**Problem statement**
Go through the listing and write out all of it exactly.

**Source data**
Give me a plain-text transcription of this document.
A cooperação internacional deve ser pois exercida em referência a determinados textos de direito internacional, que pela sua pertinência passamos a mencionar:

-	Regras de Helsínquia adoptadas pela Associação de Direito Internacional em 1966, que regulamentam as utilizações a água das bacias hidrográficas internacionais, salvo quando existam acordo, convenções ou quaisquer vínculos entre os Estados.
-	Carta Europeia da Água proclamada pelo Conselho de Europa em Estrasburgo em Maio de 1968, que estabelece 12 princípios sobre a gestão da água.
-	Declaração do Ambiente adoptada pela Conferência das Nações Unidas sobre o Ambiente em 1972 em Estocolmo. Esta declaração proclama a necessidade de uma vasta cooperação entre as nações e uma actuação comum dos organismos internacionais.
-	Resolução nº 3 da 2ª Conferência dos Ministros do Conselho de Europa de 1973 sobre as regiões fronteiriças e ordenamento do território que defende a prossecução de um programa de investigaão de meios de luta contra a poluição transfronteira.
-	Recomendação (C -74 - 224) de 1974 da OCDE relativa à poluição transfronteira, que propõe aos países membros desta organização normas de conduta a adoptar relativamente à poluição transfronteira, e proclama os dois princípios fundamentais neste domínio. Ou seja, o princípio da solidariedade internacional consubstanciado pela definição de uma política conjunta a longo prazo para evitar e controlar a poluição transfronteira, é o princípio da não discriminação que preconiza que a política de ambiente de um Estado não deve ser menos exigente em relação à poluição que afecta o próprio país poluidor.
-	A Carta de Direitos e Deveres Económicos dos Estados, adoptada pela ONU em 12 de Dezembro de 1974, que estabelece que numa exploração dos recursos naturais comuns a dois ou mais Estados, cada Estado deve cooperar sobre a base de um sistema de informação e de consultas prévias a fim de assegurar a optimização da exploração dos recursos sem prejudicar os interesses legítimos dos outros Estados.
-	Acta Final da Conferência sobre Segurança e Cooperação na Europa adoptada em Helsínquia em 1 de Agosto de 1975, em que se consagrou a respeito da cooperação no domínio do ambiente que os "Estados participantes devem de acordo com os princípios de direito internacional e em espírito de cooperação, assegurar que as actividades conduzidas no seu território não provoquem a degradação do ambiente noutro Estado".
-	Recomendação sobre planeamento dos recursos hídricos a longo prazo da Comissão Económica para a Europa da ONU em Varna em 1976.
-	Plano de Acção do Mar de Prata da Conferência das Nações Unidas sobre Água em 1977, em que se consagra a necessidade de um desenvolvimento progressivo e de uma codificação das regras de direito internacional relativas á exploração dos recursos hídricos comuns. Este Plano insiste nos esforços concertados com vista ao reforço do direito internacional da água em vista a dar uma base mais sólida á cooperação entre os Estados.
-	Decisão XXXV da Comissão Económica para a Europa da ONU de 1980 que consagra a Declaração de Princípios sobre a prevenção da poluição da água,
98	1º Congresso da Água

**Worked solution**
Give me a plain-text transcription of this document.
A cooperação internacional deve ser pois exercida em referência a determinados textos de direito internacional, que pela sua pertinência passamos a mencionar:

-	Regras de Helsínquia adoptadas pela Associação de Direito Internacional em 1966, que regulamentam as utilizações a água das bacias hidrográficas internacionais, salvo quando existam acordo, convenções ou quaisquer vínculos entre os Estados.
-	Carta Europeia da Água proclamada pelo Conselho de Europa em Estrasburgo em Maio de 1968, que estabelece 12 princípios sobre a gestão da água.
-	Declaração do Ambiente adoptada pela Conferência das Nações Unidas sobre o Ambiente em 1972 em Estocolmo. Esta declaração proclama a necessidade de uma vasta cooperação entre as nações e uma actuação comum dos organismos internacionais.
-	Resolução nº 3 da 2ª Conferência dos Ministros do Conselho de Europa de 1973 sobre as regiões fronteiriças e ordenamento do território que defende a prossecução de um programa de investigaão de meios de luta contra a poluição transfronteira.
-	Recomendação (C -74 - 224) de 1974 da OCDE relativa à poluição transfronteira, que propõe aos países membros desta organização normas de conduta a adoptar relativamente à poluição transfronteira, e proclama os dois princípios fundamentais neste domínio. Ou seja, o princípio da solidariedade internacional consubstanciado pela definição de uma política conjunta a longo prazo para evitar e controlar a poluição transfronteira, é o princípio da não discriminação que preconiza que a política de ambiente de um Estado não deve ser menos exigente em relação à poluição que afecta o próprio país poluidor.
-	A Carta de Direitos e Deveres Económicos dos Estados, adoptada pela ONU em 12 de Dezembro de 1974, que estabelece que numa exploração dos recursos naturais comuns a dois ou mais Estados, cada Estado deve cooperar sobre a base de um sistema de informação e de consultas prévias a fim de assegurar a optimização da exploração dos recursos sem prejudicar os interesses legítimos dos outros Estados.
-	Acta Final da Conferência sobre Segurança e Cooperação na Europa adoptada em Helsínquia em 1 de Agosto de 1975, em que se consagrou a respeito da cooperação no domínio do ambiente que os "Estados participantes devem de acordo com os princípios de direito internacional e em espírito de cooperação, assegurar que as actividades conduzidas no seu território não provoquem a degradação do ambiente noutro Estado".
-	Recomendação sobre planeamento dos recursos hídricos a longo prazo da Comissão Económica para a Europa da ONU em Varna em 1976.
-	Plano de Acção do Mar de Prata da Conferência das Nações Unidas sobre Água em 1977, em que se consagra a necessidade de um desenvolvimento progressivo e de uma codificação das regras de direito internacional relativas á exploração dos recursos hídricos comuns. Este Plano insiste nos esforços concertados com vista ao reforço do direito internacional da água em vista a dar uma base mais sólida á cooperação entre os Estados.
-	Decisão XXXV da Comissão Económica para a Europa da ONU de 1980 que consagra a Declaração de Princípios sobre a prevenção da poluição da água,
98	1º Congresso da Água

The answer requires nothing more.